Saved data entries
┄┄┄┄┄┄┄┄┄┄
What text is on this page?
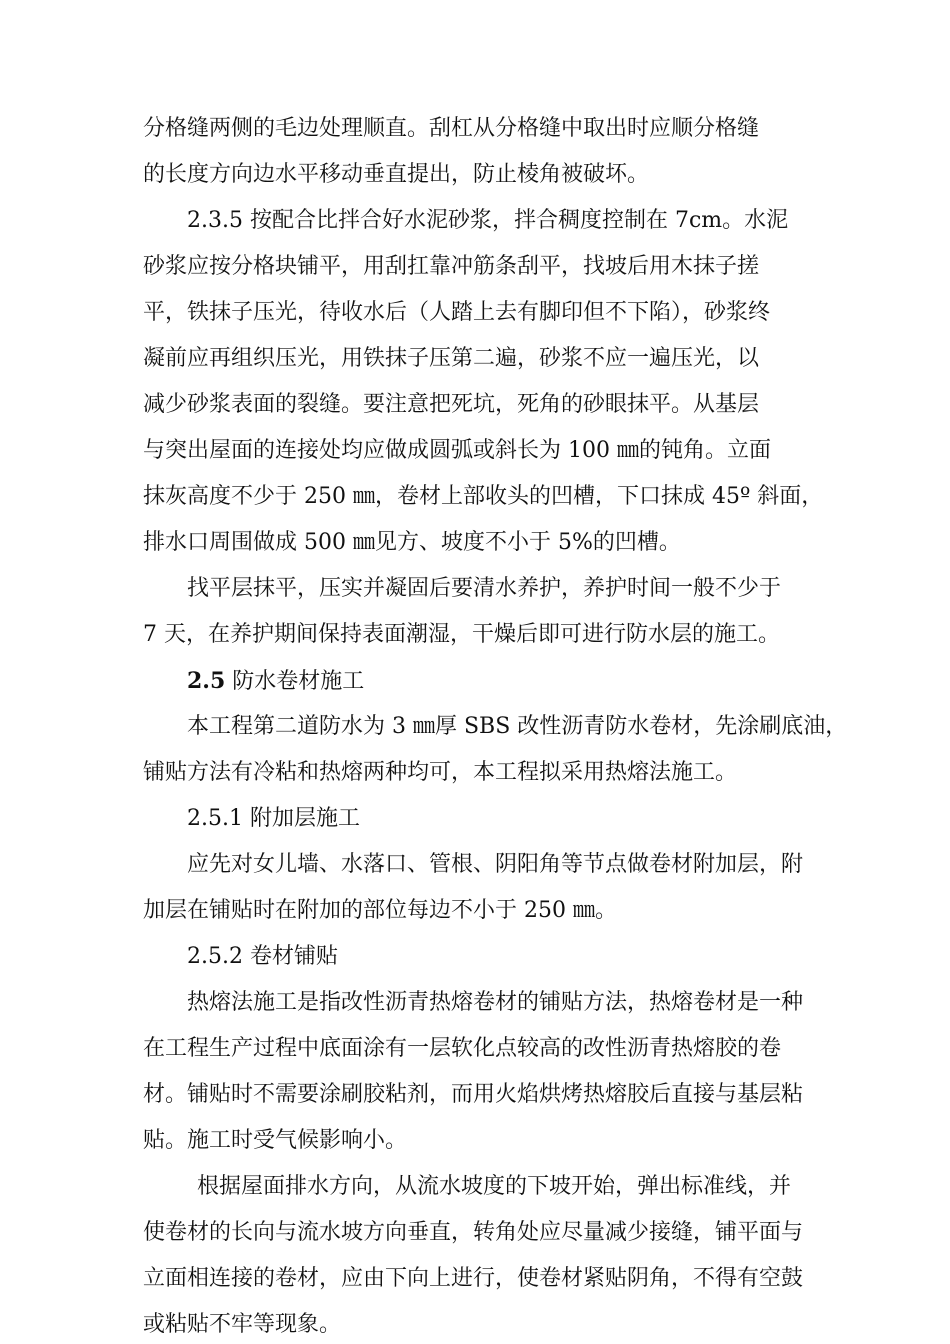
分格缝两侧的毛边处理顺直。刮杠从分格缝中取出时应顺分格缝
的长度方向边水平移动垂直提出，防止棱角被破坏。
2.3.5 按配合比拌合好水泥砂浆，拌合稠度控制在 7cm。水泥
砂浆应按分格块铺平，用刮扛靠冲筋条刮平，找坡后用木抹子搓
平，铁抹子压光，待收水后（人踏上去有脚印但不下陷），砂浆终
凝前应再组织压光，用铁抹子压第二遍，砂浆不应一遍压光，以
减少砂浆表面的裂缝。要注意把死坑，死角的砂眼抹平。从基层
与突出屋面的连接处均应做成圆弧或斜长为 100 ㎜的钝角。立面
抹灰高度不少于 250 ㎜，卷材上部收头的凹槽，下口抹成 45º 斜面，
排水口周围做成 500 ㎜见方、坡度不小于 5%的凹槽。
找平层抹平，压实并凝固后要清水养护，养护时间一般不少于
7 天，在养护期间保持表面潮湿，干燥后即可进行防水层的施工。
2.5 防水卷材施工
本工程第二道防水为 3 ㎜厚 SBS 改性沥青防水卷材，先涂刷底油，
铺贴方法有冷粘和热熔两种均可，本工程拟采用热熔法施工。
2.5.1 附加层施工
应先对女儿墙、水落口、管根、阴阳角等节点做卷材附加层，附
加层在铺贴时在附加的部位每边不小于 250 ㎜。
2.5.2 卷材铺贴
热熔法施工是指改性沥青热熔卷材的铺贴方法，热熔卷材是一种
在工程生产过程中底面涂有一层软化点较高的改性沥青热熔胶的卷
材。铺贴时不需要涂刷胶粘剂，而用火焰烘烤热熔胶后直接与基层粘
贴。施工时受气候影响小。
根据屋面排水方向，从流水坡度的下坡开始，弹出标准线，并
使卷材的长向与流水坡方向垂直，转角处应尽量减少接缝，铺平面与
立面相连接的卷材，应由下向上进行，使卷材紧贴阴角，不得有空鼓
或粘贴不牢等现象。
┄┄┄┄┄┄┄┄┄┄
● Exercise aim: Write out the entries above verbatim; the pictures do not belong in your copy.

● Response to the task:
What text is on this page?
分格缝两侧的毛边处理顺直。刮杠从分格缝中取出时应顺分格缝
的长度方向边水平移动垂直提出，防止棱角被破坏。
2.3.5 按配合比拌合好水泥砂浆，拌合稠度控制在 7cm。水泥
砂浆应按分格块铺平，用刮扛靠冲筋条刮平，找坡后用木抹子搓
平，铁抹子压光，待收水后（人踏上去有脚印但不下陷），砂浆终
凝前应再组织压光，用铁抹子压第二遍，砂浆不应一遍压光，以
减少砂浆表面的裂缝。要注意把死坑，死角的砂眼抹平。从基层
与突出屋面的连接处均应做成圆弧或斜长为 100 ㎜的钝角。立面
抹灰高度不少于 250 ㎜，卷材上部收头的凹槽，下口抹成 45º 斜面，
排水口周围做成 500 ㎜见方、坡度不小于 5%的凹槽。
找平层抹平，压实并凝固后要清水养护，养护时间一般不少于
7 天，在养护期间保持表面潮湿，干燥后即可进行防水层的施工。
2.5 防水卷材施工
本工程第二道防水为 3 ㎜厚 SBS 改性沥青防水卷材，先涂刷底油，
铺贴方法有冷粘和热熔两种均可，本工程拟采用热熔法施工。
2.5.1 附加层施工
应先对女儿墙、水落口、管根、阴阳角等节点做卷材附加层，附
加层在铺贴时在附加的部位每边不小于 250 ㎜。
2.5.2 卷材铺贴
热熔法施工是指改性沥青热熔卷材的铺贴方法，热熔卷材是一种
在工程生产过程中底面涂有一层软化点较高的改性沥青热熔胶的卷
材。铺贴时不需要涂刷胶粘剂，而用火焰烘烤热熔胶后直接与基层粘
贴。施工时受气候影响小。
根据屋面排水方向，从流水坡度的下坡开始，弹出标准线，并
使卷材的长向与流水坡方向垂直，转角处应尽量减少接缝，铺平面与
立面相连接的卷材，应由下向上进行，使卷材紧贴阴角，不得有空鼓
或粘贴不牢等现象。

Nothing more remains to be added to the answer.